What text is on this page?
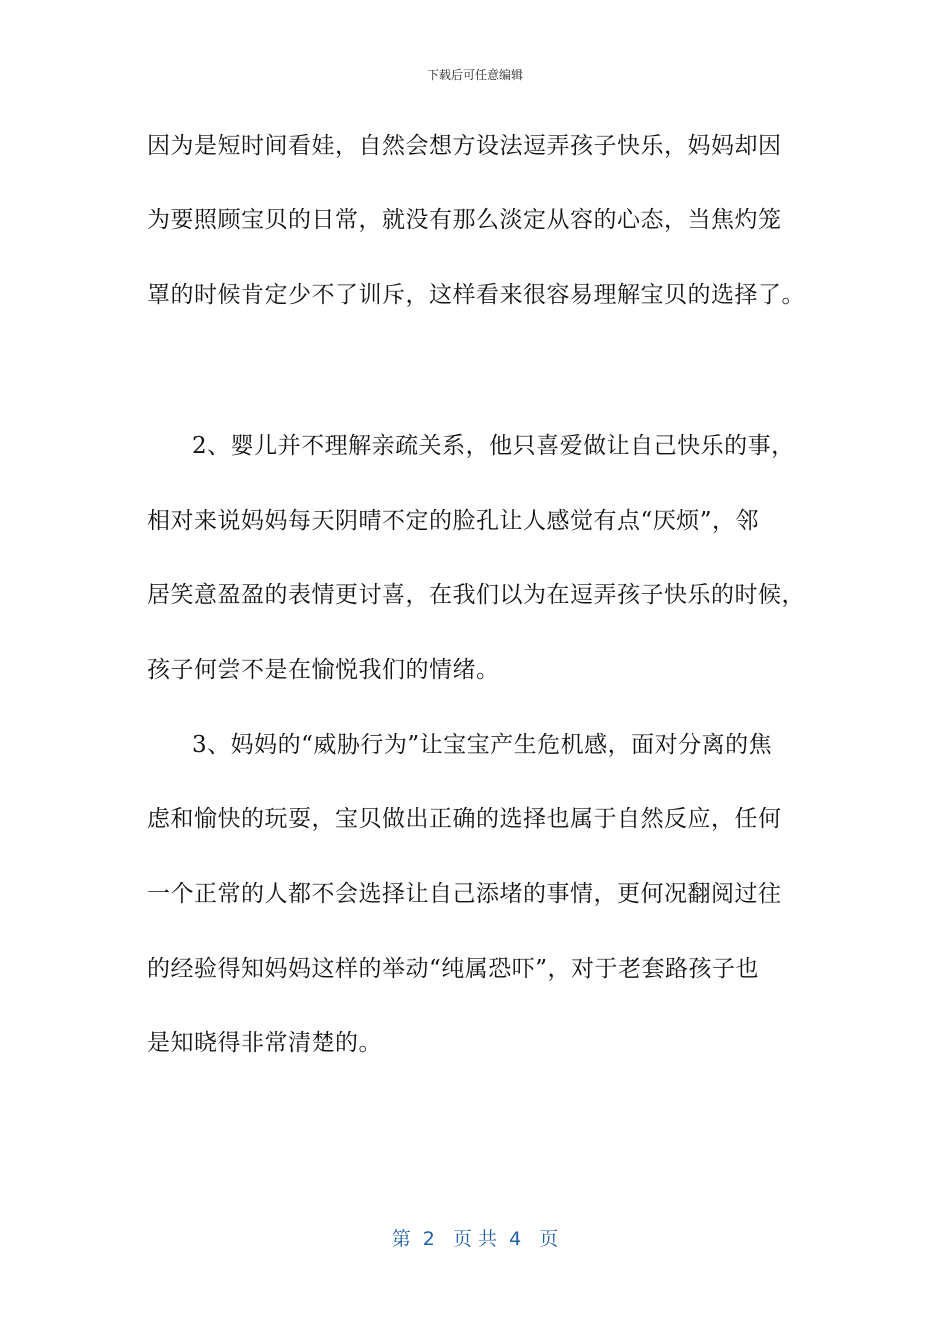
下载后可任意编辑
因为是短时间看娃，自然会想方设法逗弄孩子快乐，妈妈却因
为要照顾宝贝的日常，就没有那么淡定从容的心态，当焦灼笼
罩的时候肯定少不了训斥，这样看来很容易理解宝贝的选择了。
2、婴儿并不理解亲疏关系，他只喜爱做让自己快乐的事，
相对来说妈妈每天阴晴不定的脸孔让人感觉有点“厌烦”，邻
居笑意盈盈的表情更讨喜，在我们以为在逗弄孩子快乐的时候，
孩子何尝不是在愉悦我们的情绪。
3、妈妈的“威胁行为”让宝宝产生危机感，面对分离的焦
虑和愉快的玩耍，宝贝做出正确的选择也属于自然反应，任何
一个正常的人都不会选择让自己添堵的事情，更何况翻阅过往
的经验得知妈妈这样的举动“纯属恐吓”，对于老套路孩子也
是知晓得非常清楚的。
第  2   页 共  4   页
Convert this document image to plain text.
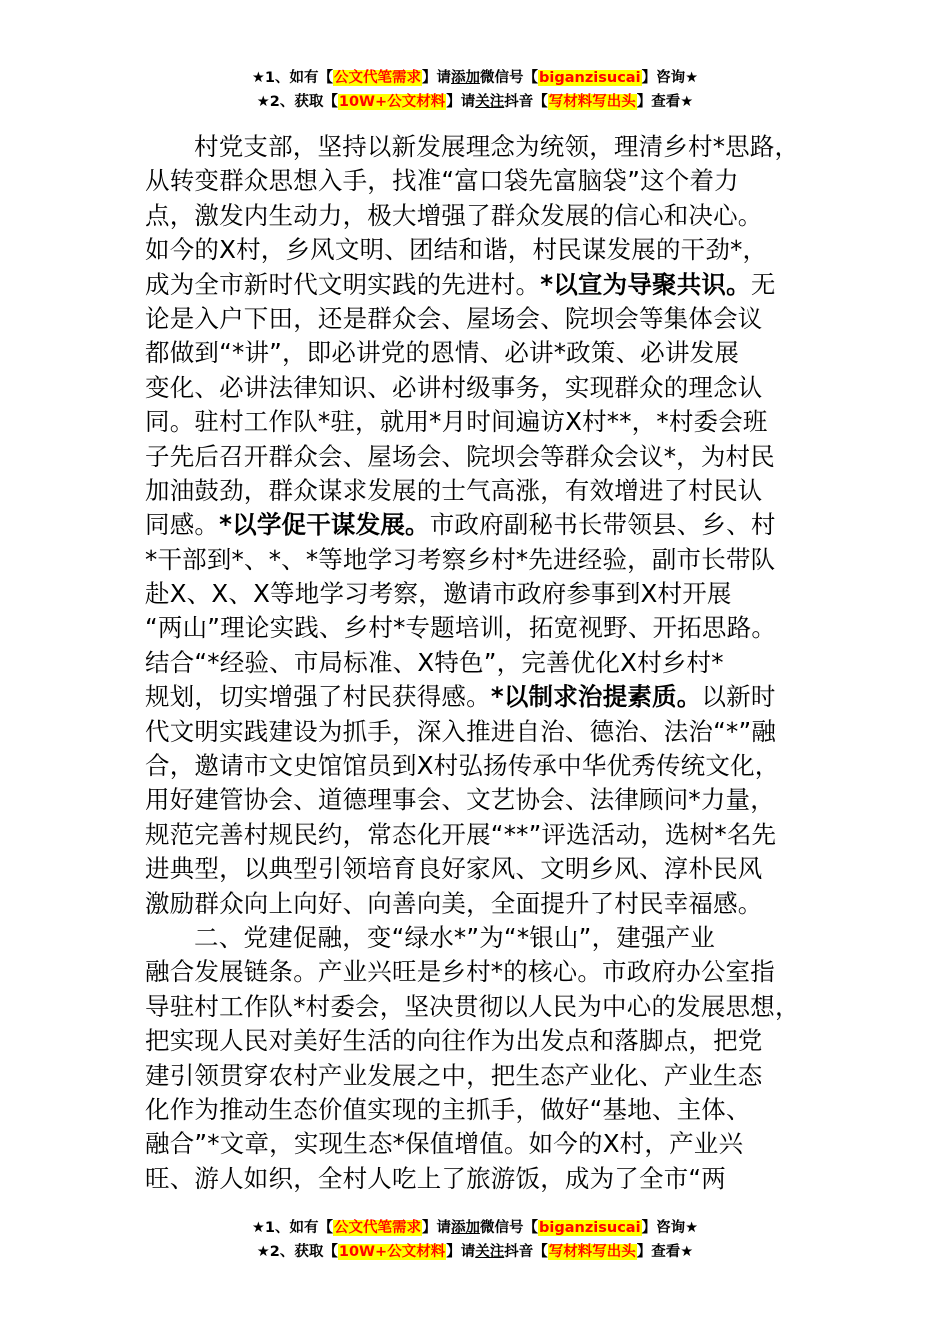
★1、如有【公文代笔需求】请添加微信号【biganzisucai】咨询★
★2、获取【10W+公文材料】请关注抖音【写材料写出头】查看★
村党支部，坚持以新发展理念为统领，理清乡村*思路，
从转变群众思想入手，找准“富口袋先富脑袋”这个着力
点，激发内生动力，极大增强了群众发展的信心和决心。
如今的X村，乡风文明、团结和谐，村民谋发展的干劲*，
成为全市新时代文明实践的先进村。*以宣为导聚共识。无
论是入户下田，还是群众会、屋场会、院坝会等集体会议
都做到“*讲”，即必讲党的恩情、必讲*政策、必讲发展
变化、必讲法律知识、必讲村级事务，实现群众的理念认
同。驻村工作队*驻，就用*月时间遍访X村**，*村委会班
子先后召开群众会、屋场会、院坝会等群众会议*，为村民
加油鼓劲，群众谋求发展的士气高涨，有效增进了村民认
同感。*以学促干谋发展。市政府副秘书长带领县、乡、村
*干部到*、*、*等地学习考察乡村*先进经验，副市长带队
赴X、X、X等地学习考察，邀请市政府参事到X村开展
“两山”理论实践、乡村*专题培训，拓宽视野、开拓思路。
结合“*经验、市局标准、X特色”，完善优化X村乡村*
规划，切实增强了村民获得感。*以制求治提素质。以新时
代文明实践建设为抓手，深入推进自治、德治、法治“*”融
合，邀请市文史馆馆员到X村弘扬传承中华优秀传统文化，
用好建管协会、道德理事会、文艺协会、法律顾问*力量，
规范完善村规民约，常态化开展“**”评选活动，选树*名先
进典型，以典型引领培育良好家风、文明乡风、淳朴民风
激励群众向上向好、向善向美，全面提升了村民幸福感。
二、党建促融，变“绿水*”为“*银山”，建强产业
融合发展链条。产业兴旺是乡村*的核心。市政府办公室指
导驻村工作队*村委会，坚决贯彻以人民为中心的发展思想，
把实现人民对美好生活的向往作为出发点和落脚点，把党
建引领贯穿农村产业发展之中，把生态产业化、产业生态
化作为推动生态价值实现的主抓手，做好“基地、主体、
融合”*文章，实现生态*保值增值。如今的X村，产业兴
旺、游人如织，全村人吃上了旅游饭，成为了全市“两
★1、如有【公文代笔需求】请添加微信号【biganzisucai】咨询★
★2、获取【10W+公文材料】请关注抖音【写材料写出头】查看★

******************************

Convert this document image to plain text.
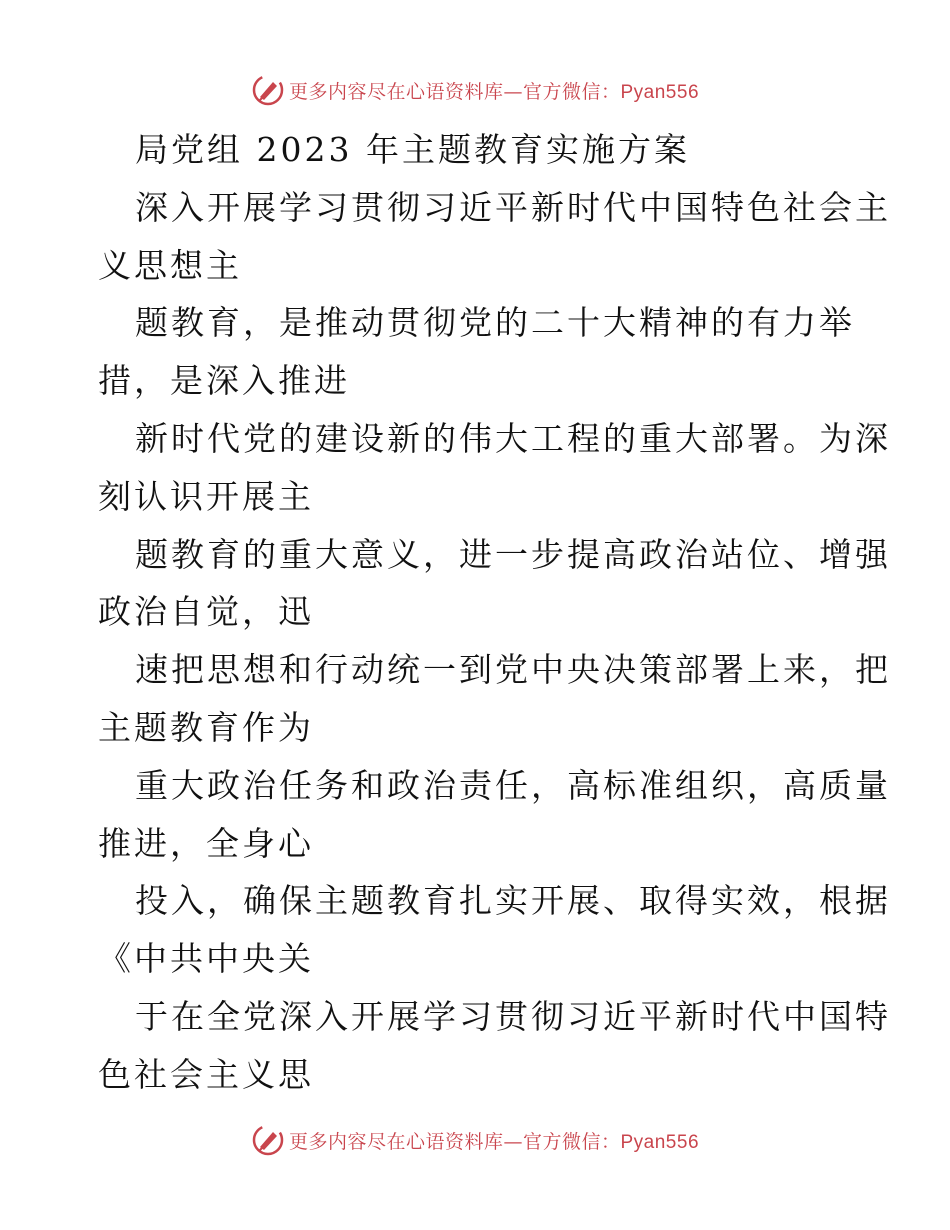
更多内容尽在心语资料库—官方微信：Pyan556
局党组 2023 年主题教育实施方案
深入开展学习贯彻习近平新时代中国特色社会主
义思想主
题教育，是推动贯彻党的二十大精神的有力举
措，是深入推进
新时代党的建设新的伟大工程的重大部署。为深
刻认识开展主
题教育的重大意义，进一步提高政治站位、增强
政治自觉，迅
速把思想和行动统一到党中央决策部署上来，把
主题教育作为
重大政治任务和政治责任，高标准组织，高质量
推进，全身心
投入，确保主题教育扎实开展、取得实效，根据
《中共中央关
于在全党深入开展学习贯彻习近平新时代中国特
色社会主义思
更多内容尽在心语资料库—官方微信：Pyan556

******************************

◆ What you need to do ◆
Using the records above, select and copy every line that has the word "如今的X村".

◆ Answer ◆
如今的X村，乡风文明、团结和谐，村民谋发展的干劲*，
融合”*文章，实现生态*保值增值。如今的X村，产业兴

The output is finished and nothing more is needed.